» INSTRUCTIONS FOR THE TASK
Format the lines of the material as a numbered list, starting at the line containing "paragraph-1 <box>122 134 690 193</box>" and ending at the line containing "paragraph-8: Enumeration systems". Leave out any blank lines.

» ENTRIES SHOWN
________

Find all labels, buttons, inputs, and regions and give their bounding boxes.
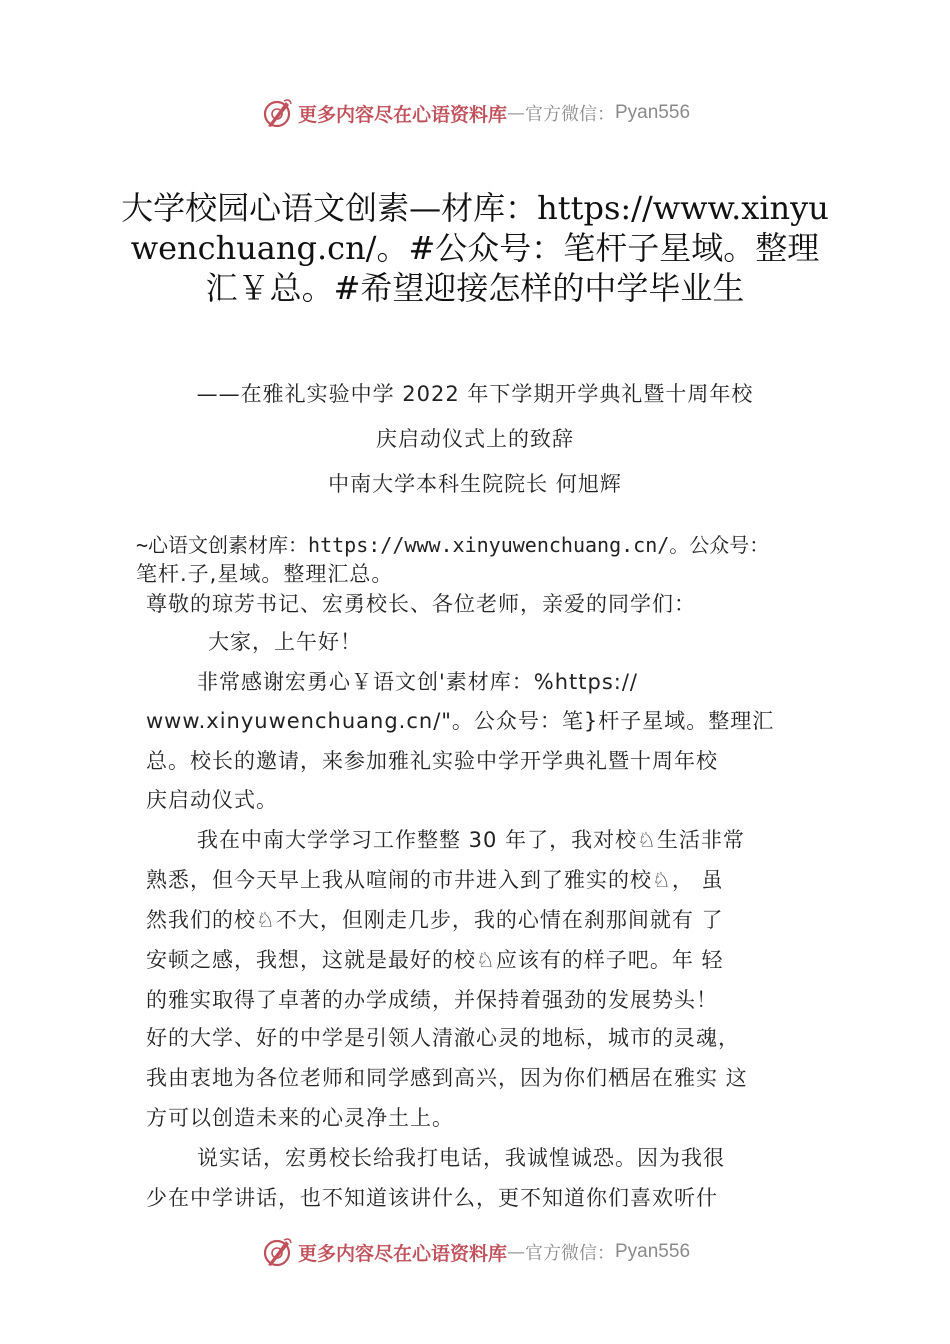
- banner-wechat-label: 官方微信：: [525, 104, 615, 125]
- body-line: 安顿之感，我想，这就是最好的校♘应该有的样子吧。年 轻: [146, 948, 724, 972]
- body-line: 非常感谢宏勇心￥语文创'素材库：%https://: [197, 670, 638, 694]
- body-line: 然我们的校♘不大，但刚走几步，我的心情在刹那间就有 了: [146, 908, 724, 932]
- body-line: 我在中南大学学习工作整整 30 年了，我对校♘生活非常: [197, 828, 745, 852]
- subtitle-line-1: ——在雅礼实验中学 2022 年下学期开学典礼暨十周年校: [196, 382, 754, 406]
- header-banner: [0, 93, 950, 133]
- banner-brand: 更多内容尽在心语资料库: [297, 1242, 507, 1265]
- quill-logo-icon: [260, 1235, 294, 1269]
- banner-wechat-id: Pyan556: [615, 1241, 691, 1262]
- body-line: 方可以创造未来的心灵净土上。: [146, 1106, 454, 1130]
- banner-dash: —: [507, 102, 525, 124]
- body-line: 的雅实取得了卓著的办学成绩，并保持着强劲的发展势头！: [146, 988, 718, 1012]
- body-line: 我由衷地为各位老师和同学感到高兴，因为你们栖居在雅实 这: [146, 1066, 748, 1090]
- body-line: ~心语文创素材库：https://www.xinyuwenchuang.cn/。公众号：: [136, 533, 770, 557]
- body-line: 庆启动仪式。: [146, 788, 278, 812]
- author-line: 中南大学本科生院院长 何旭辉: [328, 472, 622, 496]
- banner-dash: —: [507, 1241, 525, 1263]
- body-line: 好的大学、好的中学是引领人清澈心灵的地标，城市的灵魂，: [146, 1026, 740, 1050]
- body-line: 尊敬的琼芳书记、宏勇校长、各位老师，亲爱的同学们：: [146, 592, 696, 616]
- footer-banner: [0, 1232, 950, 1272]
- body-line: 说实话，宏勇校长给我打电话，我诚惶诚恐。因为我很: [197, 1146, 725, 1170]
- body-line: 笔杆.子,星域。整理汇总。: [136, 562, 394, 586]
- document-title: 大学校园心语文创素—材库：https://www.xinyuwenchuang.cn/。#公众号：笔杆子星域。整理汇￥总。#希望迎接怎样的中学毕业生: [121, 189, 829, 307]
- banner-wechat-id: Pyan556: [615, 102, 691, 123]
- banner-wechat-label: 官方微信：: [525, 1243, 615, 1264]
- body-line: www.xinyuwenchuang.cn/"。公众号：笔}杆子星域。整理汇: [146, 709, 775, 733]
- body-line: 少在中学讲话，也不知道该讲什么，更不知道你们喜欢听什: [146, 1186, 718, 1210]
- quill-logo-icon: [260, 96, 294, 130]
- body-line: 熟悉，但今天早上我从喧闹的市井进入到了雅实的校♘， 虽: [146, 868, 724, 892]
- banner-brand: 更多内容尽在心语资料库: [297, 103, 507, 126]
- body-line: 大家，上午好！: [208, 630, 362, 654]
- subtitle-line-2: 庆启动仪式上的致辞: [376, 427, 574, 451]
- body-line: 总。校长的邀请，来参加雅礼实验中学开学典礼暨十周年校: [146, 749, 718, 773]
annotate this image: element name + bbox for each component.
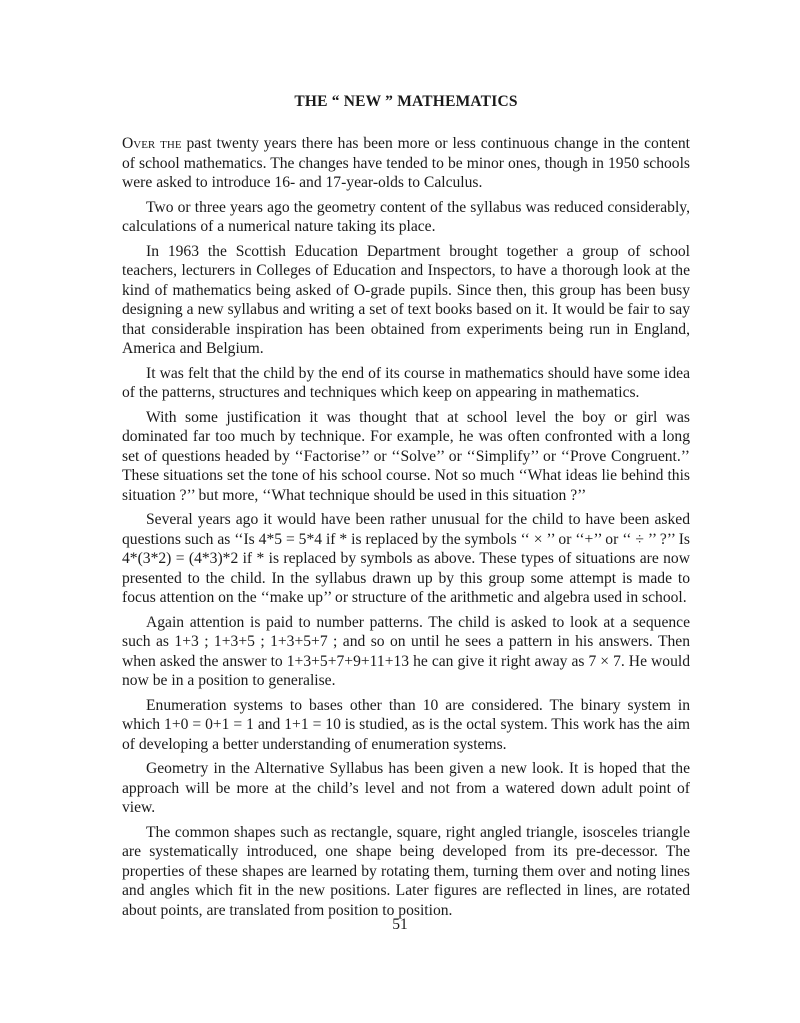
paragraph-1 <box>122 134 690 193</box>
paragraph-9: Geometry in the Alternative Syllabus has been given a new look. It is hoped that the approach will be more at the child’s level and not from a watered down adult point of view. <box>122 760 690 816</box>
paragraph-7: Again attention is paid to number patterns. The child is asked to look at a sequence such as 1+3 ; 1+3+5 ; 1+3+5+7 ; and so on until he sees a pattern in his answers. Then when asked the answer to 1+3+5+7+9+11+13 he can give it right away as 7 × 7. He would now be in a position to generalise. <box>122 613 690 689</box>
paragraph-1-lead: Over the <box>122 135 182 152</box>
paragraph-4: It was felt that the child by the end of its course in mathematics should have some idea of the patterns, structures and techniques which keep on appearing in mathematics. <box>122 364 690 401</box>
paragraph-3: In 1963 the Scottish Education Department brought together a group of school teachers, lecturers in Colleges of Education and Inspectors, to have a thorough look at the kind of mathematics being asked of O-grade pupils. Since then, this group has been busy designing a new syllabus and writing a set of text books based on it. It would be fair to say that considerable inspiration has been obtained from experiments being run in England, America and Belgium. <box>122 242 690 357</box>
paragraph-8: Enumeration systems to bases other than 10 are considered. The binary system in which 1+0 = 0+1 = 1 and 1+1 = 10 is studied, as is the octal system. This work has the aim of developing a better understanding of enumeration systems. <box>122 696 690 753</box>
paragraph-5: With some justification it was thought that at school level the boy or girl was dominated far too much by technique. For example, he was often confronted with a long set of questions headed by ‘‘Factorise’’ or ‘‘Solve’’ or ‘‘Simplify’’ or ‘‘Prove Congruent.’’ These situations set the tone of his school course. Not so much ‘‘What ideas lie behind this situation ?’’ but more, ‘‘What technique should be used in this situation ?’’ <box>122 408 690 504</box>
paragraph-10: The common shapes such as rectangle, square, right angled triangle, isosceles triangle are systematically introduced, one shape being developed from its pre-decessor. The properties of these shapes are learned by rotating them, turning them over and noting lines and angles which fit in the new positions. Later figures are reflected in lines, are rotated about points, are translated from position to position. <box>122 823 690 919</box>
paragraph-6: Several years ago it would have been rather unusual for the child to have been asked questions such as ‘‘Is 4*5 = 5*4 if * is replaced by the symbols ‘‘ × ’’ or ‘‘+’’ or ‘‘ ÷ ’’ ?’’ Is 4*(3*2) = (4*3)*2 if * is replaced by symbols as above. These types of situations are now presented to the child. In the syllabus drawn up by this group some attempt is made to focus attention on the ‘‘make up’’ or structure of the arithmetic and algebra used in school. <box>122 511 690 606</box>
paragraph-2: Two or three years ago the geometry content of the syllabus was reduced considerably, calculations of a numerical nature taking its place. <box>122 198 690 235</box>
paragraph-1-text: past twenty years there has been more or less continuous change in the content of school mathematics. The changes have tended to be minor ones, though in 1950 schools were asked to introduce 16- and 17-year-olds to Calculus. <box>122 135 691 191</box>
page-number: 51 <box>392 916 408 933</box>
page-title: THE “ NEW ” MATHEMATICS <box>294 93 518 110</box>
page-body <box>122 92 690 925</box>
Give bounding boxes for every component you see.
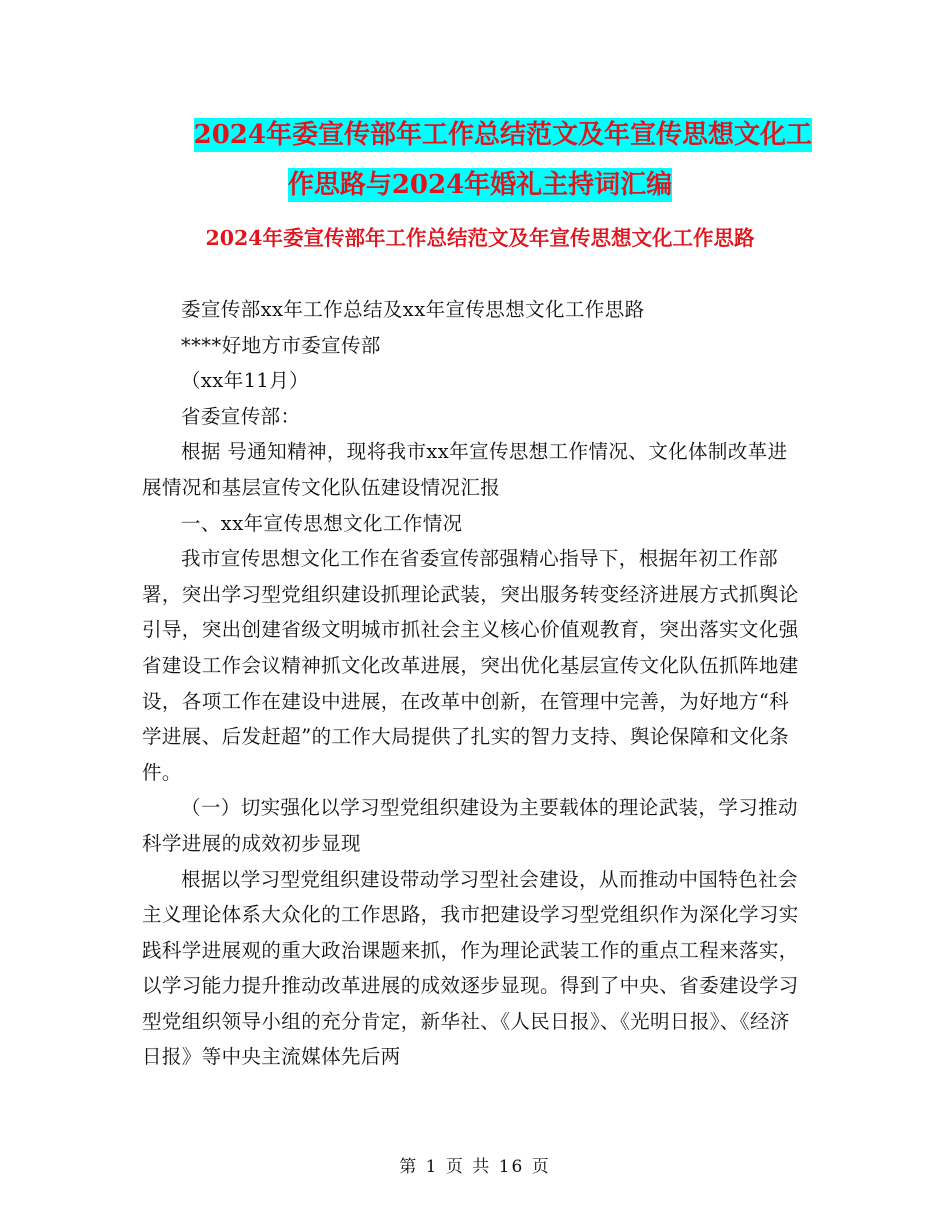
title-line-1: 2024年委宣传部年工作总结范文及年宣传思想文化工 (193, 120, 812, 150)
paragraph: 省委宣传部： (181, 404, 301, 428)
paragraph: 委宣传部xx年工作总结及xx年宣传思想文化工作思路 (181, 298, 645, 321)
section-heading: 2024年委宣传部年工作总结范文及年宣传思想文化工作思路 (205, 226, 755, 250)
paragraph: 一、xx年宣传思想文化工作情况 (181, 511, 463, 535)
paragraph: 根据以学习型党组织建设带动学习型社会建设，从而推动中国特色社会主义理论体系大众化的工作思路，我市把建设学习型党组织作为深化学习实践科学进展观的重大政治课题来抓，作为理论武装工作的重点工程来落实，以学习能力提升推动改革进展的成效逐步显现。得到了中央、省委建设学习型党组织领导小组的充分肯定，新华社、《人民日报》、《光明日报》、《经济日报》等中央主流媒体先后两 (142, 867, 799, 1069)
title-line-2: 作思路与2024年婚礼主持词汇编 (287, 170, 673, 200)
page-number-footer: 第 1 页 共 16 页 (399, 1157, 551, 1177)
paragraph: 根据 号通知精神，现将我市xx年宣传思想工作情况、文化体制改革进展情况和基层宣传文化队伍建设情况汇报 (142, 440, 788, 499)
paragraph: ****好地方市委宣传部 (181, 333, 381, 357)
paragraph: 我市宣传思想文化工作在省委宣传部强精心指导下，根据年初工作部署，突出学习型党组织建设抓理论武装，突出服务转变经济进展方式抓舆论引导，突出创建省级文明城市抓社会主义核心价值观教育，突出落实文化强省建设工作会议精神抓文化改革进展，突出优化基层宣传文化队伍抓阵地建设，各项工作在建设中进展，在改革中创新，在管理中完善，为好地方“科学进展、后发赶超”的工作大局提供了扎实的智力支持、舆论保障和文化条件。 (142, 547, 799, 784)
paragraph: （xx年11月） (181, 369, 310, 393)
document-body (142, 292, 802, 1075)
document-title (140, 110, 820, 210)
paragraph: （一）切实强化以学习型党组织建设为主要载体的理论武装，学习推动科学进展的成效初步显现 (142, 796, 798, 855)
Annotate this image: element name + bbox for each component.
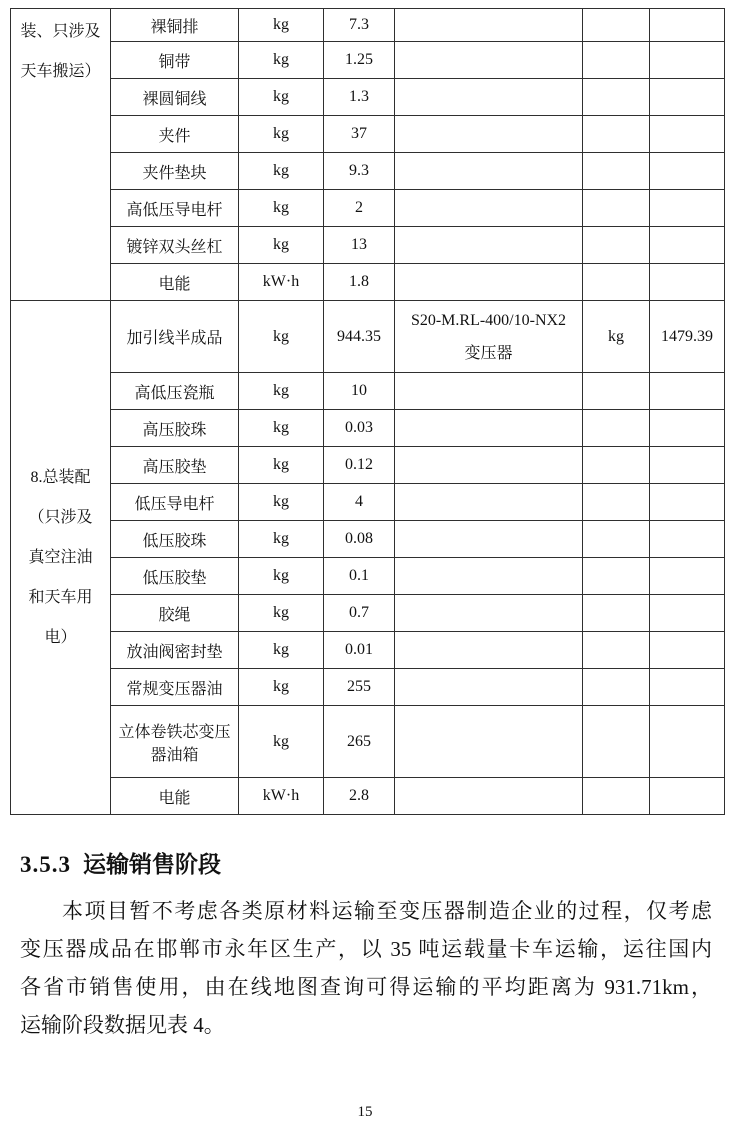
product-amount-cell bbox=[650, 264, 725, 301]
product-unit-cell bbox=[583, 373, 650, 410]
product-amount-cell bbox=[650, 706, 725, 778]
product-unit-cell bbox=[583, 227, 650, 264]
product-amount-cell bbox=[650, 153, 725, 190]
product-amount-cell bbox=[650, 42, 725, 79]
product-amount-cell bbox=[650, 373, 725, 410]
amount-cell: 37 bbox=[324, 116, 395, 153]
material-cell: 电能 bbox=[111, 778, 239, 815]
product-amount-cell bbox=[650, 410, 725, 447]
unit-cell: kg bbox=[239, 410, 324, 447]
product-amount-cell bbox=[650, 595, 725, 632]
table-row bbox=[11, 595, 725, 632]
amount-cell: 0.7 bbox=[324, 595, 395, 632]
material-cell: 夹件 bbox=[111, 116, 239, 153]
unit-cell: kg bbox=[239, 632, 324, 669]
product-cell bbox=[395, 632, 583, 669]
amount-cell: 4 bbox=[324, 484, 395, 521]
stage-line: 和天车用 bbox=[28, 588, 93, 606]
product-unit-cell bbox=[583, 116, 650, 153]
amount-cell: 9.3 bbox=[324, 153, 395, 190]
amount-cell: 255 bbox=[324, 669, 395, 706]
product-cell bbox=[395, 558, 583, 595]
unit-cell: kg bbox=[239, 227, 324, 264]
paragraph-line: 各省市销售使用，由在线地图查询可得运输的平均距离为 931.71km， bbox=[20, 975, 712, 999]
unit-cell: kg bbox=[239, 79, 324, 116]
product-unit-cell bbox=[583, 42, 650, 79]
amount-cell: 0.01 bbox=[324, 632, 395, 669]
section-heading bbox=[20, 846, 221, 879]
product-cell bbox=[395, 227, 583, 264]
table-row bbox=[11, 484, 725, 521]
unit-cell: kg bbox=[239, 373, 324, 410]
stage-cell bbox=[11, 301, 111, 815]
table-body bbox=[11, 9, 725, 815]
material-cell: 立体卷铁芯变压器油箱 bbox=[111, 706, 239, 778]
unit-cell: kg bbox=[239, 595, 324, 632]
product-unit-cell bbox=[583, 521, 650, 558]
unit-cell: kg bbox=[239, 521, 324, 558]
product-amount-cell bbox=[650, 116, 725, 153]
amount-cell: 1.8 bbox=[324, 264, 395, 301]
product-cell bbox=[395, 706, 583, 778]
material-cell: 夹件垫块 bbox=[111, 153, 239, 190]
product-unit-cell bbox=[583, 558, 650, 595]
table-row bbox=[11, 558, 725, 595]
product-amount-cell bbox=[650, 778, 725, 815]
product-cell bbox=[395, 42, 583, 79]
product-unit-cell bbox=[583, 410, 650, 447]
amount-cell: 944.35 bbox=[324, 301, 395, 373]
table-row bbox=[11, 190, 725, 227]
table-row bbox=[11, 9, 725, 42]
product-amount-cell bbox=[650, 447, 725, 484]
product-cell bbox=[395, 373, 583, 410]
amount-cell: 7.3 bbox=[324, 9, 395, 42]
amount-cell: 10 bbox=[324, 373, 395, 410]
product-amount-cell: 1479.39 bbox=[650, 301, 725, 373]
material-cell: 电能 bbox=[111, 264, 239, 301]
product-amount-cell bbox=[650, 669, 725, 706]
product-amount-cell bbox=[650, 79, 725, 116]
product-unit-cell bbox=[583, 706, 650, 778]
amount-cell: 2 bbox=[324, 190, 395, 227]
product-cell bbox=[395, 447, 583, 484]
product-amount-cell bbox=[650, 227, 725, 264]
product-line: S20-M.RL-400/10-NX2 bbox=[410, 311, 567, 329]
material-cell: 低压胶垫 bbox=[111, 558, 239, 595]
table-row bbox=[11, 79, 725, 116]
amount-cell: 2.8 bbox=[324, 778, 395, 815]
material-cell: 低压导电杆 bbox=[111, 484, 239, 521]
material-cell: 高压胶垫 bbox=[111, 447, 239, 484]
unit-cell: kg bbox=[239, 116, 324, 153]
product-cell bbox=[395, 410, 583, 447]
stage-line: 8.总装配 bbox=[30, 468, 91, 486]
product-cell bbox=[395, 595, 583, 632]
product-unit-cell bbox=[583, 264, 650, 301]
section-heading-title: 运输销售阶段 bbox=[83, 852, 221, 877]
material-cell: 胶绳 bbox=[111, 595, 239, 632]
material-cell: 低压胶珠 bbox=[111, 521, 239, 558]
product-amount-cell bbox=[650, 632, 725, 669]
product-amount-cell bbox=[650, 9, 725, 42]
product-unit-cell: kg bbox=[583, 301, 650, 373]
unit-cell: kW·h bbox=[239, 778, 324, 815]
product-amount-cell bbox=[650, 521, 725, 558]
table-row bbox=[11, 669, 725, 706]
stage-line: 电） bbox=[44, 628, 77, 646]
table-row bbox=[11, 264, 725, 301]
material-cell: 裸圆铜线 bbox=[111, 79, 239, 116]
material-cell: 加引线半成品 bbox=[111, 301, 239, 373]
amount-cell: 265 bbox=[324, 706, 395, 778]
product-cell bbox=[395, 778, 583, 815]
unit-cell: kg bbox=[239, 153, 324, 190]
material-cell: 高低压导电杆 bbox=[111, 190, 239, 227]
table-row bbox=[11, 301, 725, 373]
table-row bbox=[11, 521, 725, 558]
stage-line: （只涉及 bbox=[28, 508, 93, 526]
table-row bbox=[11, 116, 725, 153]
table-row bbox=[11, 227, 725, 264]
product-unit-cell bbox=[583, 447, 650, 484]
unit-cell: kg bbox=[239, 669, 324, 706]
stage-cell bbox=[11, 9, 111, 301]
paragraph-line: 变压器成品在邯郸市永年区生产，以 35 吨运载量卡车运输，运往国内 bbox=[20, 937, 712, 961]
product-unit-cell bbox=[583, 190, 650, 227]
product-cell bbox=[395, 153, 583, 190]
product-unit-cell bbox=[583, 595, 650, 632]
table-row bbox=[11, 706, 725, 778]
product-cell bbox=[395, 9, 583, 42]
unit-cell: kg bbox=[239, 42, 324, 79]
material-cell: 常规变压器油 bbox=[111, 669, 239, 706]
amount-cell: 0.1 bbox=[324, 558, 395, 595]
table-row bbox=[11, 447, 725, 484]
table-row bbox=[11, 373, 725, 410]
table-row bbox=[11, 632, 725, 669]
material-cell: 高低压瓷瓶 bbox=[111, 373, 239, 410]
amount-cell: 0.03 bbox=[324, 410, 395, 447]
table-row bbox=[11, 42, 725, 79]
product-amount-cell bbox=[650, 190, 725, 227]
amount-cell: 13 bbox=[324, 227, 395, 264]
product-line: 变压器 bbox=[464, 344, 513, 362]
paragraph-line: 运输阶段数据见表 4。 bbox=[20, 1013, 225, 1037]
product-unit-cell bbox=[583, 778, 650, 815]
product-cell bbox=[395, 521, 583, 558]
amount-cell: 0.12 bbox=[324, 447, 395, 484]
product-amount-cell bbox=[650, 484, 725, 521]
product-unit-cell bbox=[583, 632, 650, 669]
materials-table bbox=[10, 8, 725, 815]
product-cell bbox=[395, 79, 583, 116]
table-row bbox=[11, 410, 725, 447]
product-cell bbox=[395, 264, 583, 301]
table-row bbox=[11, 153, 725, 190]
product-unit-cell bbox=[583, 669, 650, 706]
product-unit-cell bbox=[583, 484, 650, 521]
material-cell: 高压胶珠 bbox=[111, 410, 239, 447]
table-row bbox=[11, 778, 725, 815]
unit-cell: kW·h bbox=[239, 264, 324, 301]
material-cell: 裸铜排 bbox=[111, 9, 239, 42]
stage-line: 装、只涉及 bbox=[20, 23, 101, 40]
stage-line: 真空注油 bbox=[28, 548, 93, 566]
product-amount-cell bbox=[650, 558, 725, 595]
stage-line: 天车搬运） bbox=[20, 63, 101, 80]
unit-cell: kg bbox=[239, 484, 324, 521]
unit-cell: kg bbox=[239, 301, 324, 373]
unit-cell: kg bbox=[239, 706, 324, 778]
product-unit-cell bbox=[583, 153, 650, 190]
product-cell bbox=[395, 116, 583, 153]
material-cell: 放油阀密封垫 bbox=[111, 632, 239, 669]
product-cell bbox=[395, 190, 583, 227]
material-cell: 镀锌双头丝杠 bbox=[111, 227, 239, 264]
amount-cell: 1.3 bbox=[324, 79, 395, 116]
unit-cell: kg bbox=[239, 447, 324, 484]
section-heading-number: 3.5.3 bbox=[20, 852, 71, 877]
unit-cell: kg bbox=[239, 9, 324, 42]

________

» THE SOLUTION
1. paragraph-1 <box>122 134 690 193</box>
2. paragraph-9: Geometry in the Alternative Syllabus has been given a new look. It is hoped that the approach will be more at the child’s level and not from a watered down adult point of view. <box>122 760 690 816</box>
3. paragraph-7: Again attention is paid to number patterns. The child is asked to look at a sequence such as 1+3 ; 1+3+5 ; 1+3+5+7 ; and so on until he sees a pattern in his answers. Then when asked the answer to 1+3+5+7+9+11+13 he can give it right away as 7 × 7. He would now be in a position to generalise. <box>122 613 690 689</box>
4. paragraph-1-lead: Over the <box>122 135 182 152</box>
5. paragraph-4: It was felt that the child by the end of its course in mathematics should have some idea of the patterns, structures and techniques which keep on appearing in mathematics. <box>122 364 690 401</box>
6. paragraph-3: In 1963 the Scottish Education Department brought together a group of school teachers, lecturers in Colleges of Education and Inspectors, to have a thorough look at the kind of mathematics being asked of O-grade pupils. Since then, this group has been busy designing a new syllabus and writing a set of text books based on it. It would be fair to say that considerable inspiration has been obtained from experiments being run in England, America and Belgium. <box>122 242 690 357</box>
7. paragraph-8: Enumeration systems to bases other than 10 are considered. The binary system in which 1+0 = 0+1 = 1 and 1+1 = 10 is studied, as is the octal system. This work has the aim of developing a better understanding of enumeration systems. <box>122 696 690 753</box>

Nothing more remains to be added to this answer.